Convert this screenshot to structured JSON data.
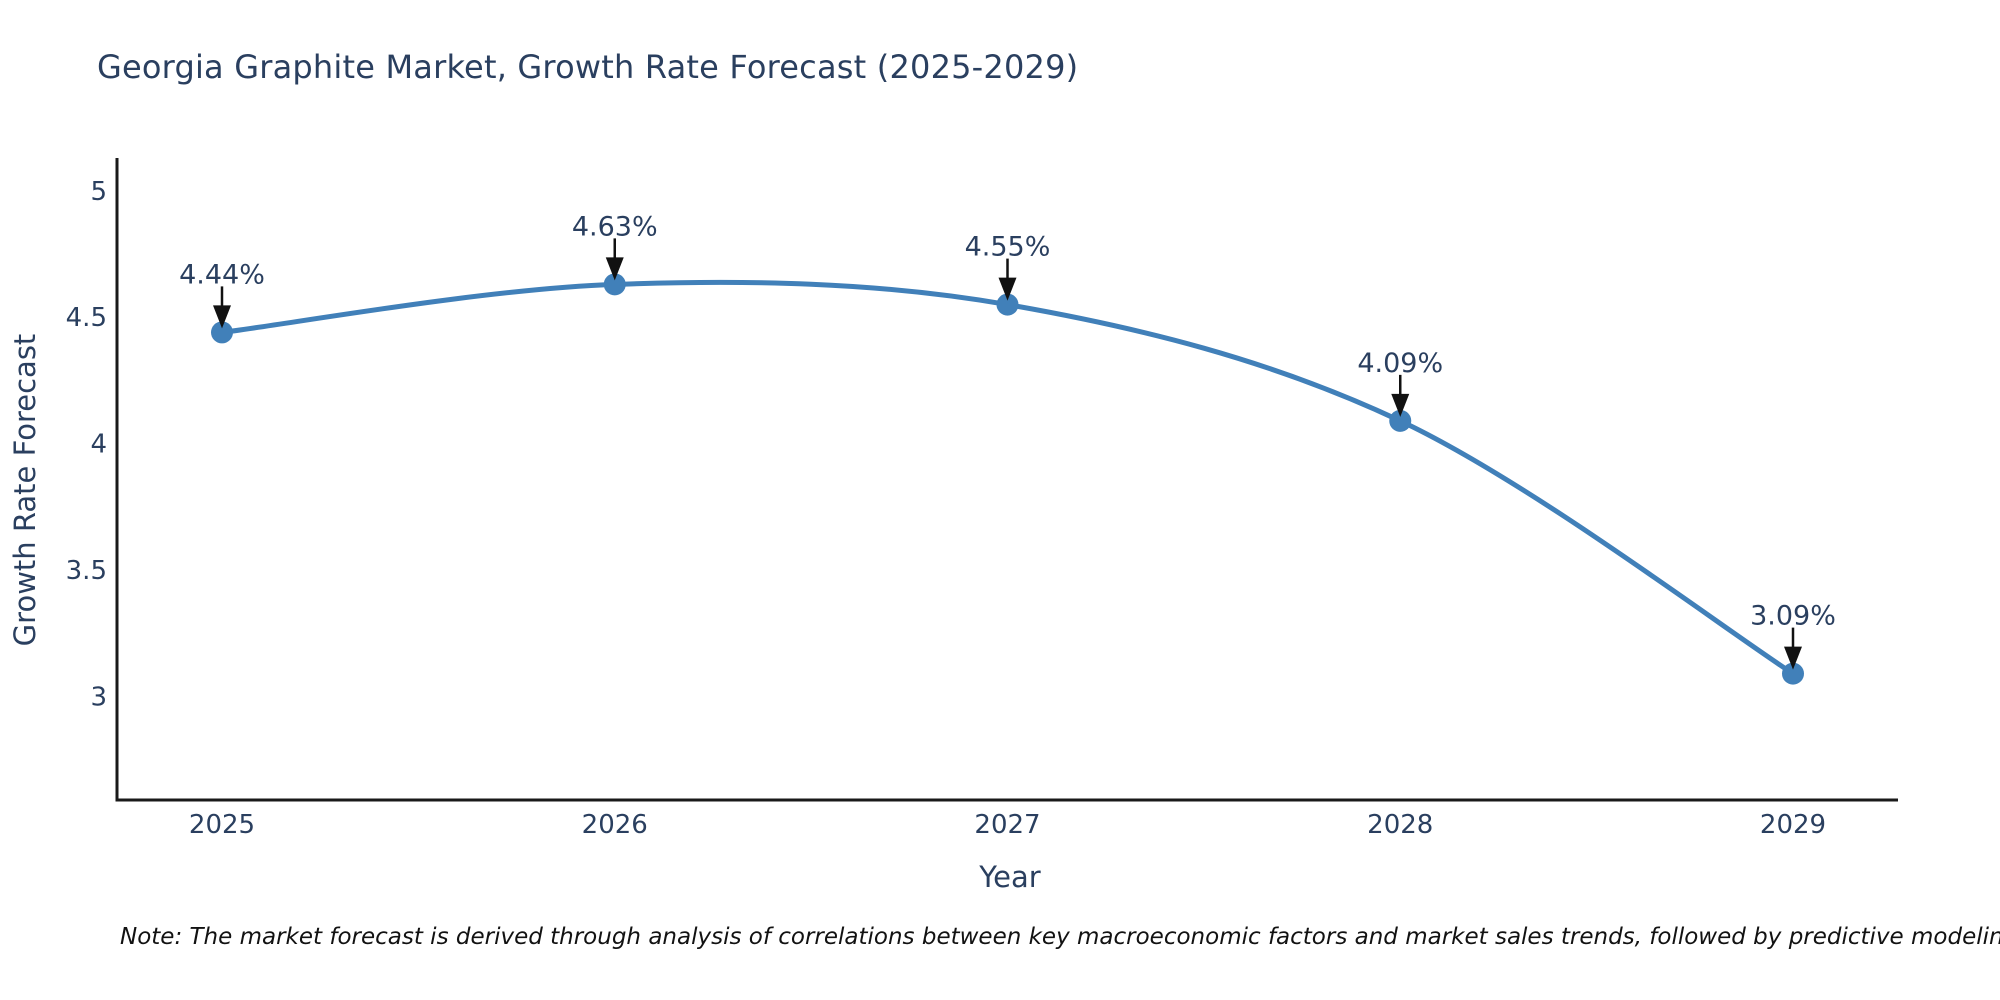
{
  "chart_data": {
    "type": "line",
    "title": "Georgia Graphite Market, Growth Rate Forecast (2025-2029)",
    "xlabel": "Year",
    "ylabel": "Growth Rate Forecast",
    "x": [
      2025,
      2026,
      2027,
      2028,
      2029
    ],
    "series": [
      {
        "name": "Growth Rate Forecast",
        "values": [
          4.44,
          4.63,
          4.55,
          4.09,
          3.09
        ]
      }
    ],
    "point_labels": [
      "4.44%",
      "4.63%",
      "4.55%",
      "4.09%",
      "3.09%"
    ],
    "yticks": [
      3,
      3.5,
      4,
      4.5,
      5
    ],
    "ylim": [
      2.59,
      5.13
    ],
    "grid": false,
    "legend": "none",
    "smooth": true,
    "annotation_style": "value label with downward black arrow to each point",
    "line_color": "#4180b9",
    "marker_color": "#4180b9",
    "axis_color": "#1a1a1a",
    "text_color": "#2a3f5f",
    "arrow_color": "#111111"
  },
  "footnote": "Note: The market forecast is derived through analysis of correlations between key macroeconomic factors and market sales trends, followed by predictive modeling to project future sales"
}
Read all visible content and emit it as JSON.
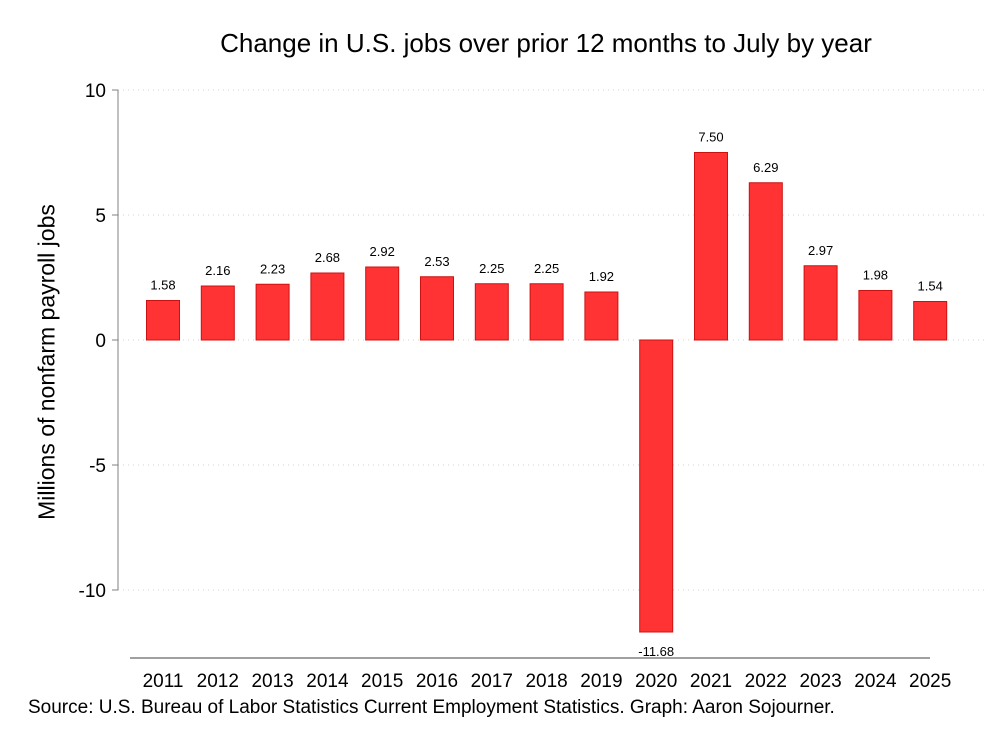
{
  "chart_data": {
    "type": "bar",
    "title": "Change in U.S. jobs over prior 12 months to July by year",
    "ylabel": "Millions of nonfarm payroll jobs",
    "xlabel": "",
    "categories": [
      "2011",
      "2012",
      "2013",
      "2014",
      "2015",
      "2016",
      "2017",
      "2018",
      "2019",
      "2020",
      "2021",
      "2022",
      "2023",
      "2024",
      "2025"
    ],
    "values": [
      1.58,
      2.16,
      2.23,
      2.68,
      2.92,
      2.53,
      2.25,
      2.25,
      1.92,
      -11.68,
      7.5,
      6.29,
      2.97,
      1.98,
      1.54
    ],
    "value_labels": [
      "1.58",
      "2.16",
      "2.23",
      "2.68",
      "2.92",
      "2.53",
      "2.25",
      "2.25",
      "1.92",
      "-11.68",
      "7.50",
      "6.29",
      "2.97",
      "1.98",
      "1.54"
    ],
    "ylim": [
      -12.5,
      10
    ],
    "yticks": [
      10,
      5,
      0,
      -5,
      -10
    ],
    "ytick_labels": [
      "10",
      "5",
      "0",
      "-5",
      "-10"
    ],
    "grid": true,
    "bar_color": "#ff3333",
    "bar_edge_color": "#cc1111",
    "grid_color": "#d0d0d0",
    "axis_color": "#808080"
  },
  "source": "Source: U.S. Bureau of Labor Statistics Current Employment Statistics. Graph: Aaron Sojourner."
}
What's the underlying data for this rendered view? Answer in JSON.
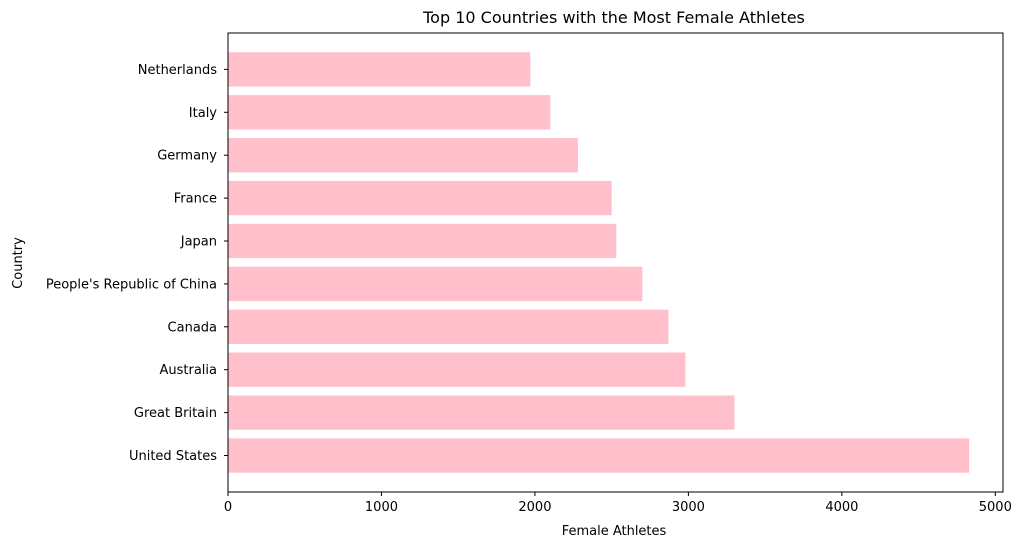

·····

## Written request
Transcribe the full listing above exactly, with the images removed.

## Solution for this task
Convert this screenshot to structured JSON data.
{
  "chart_data": {
    "type": "line",
    "title": "Georgia Graphite Market, Growth Rate Forecast (2025-2029)",
    "xlabel": "Year",
    "ylabel": "Growth Rate Forecast",
    "x": [
      2025,
      2026,
      2027,
      2028,
      2029
    ],
    "series": [
      {
        "name": "Growth Rate Forecast",
        "values": [
          4.44,
          4.63,
          4.55,
          4.09,
          3.09
        ]
      }
    ],
    "point_labels": [
      "4.44%",
      "4.63%",
      "4.55%",
      "4.09%",
      "3.09%"
    ],
    "yticks": [
      3,
      3.5,
      4,
      4.5,
      5
    ],
    "ylim": [
      2.59,
      5.13
    ],
    "grid": false,
    "legend": "none",
    "smooth": true,
    "annotation_style": "value label with downward black arrow to each point",
    "line_color": "#4180b9",
    "marker_color": "#4180b9",
    "axis_color": "#1a1a1a",
    "text_color": "#2a3f5f",
    "arrow_color": "#111111"
  },
  "footnote": "Note: The market forecast is derived through analysis of correlations between key macroeconomic factors and market sales trends, followed by predictive modeling to project future sales"
}
Read all visible content and emit it as JSON.
{
  "chart_data": {
    "type": "bar",
    "title": "Change in U.S. jobs over prior 12 months to July by year",
    "ylabel": "Millions of nonfarm payroll jobs",
    "xlabel": "",
    "categories": [
      "2011",
      "2012",
      "2013",
      "2014",
      "2015",
      "2016",
      "2017",
      "2018",
      "2019",
      "2020",
      "2021",
      "2022",
      "2023",
      "2024",
      "2025"
    ],
    "values": [
      1.58,
      2.16,
      2.23,
      2.68,
      2.92,
      2.53,
      2.25,
      2.25,
      1.92,
      -11.68,
      7.5,
      6.29,
      2.97,
      1.98,
      1.54
    ],
    "value_labels": [
      "1.58",
      "2.16",
      "2.23",
      "2.68",
      "2.92",
      "2.53",
      "2.25",
      "2.25",
      "1.92",
      "-11.68",
      "7.50",
      "6.29",
      "2.97",
      "1.98",
      "1.54"
    ],
    "ylim": [
      -12.5,
      10
    ],
    "yticks": [
      10,
      5,
      0,
      -5,
      -10
    ],
    "ytick_labels": [
      "10",
      "5",
      "0",
      "-5",
      "-10"
    ],
    "grid": true,
    "bar_color": "#ff3333",
    "bar_edge_color": "#cc1111",
    "grid_color": "#d0d0d0",
    "axis_color": "#808080"
  },
  "source": "Source: U.S. Bureau of Labor Statistics Current Employment Statistics. Graph: Aaron Sojourner."
}
What's the underlying data for this rendered view? Answer in JSON.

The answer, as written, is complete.